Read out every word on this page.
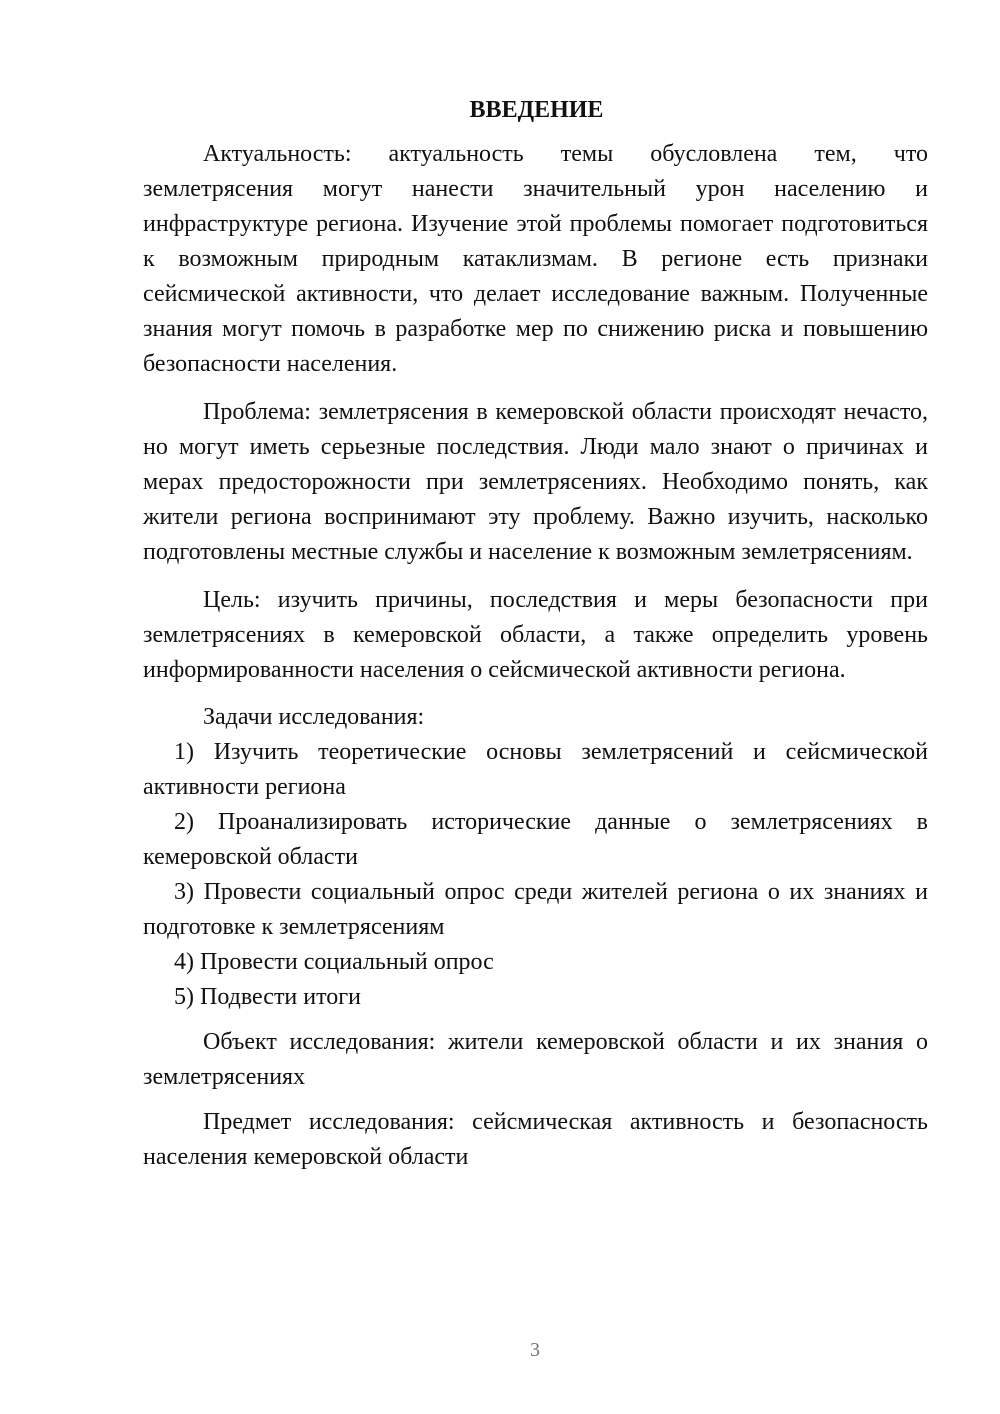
ВВЕДЕНИЕ

Актуальность: актуальность темы обусловлена тем, что землетрясения могут нанести значительный урон населению и инфраструктуре региона. Изучение этой проблемы помогает подготовиться к возможным природным катаклизмам. В регионе есть признаки сейсмической активности, что делает исследование важным. Полученные знания могут помочь в разработке мер по снижению риска и повышению безопасности населения.

Проблема: землетрясения в кемеровской области происходят нечасто, но могут иметь серьезные последствия. Люди мало знают о причинах и мерах предосторожности при землетрясениях. Необходимо понять, как жители региона воспринимают эту проблему. Важно изучить, насколько подготовлены местные службы и население к возможным землетрясениям.

Цель: изучить причины, последствия и меры безопасности при землетрясениях в кемеровской области, а также определить уровень информированности населения о сейсмической активности региона.

Задачи исследования:

1) Изучить теоретические основы землетрясений и сейсмической активности региона

2) Проанализировать исторические данные о землетрясениях в кемеровской области

3) Провести социальный опрос среди жителей региона о их знаниях и подготовке к землетрясениям

4) Провести социальный опрос

5) Подвести итоги

Объект исследования: жители кемеровской области и их знания о землетрясениях

Предмет исследования: сейсмическая активность и безопасность населения кемеровской области

3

● ● ● ●

**The task:** Repeat each entry exactly as given; no pictures belong in the copy.

**Written answer:**
Read out every word on this page.
ВВЕДЕНИЕ

Актуальность: актуальность темы обусловлена тем, что землетрясения могут нанести значительный урон населению и инфраструктуре региона. Изучение этой проблемы помогает подготовиться к возможным природным катаклизмам. В регионе есть признаки сейсмической активности, что делает исследование важным. Полученные знания могут помочь в разработке мер по снижению риска и повышению безопасности населения.

Проблема: землетрясения в кемеровской области происходят нечасто, но могут иметь серьезные последствия. Люди мало знают о причинах и мерах предосторожности при землетрясениях. Необходимо понять, как жители региона воспринимают эту проблему. Важно изучить, насколько подготовлены местные службы и население к возможным землетрясениям.

Цель: изучить причины, последствия и меры безопасности при землетрясениях в кемеровской области, а также определить уровень информированности населения о сейсмической активности региона.

Задачи исследования:

1) Изучить теоретические основы землетрясений и сейсмической активности региона

2) Проанализировать исторические данные о землетрясениях в кемеровской области

3) Провести социальный опрос среди жителей региона о их знаниях и подготовке к землетрясениям

4) Провести социальный опрос

5) Подвести итоги

Объект исследования: жители кемеровской области и их знания о землетрясениях

Предмет исследования: сейсмическая активность и безопасность населения кемеровской области

3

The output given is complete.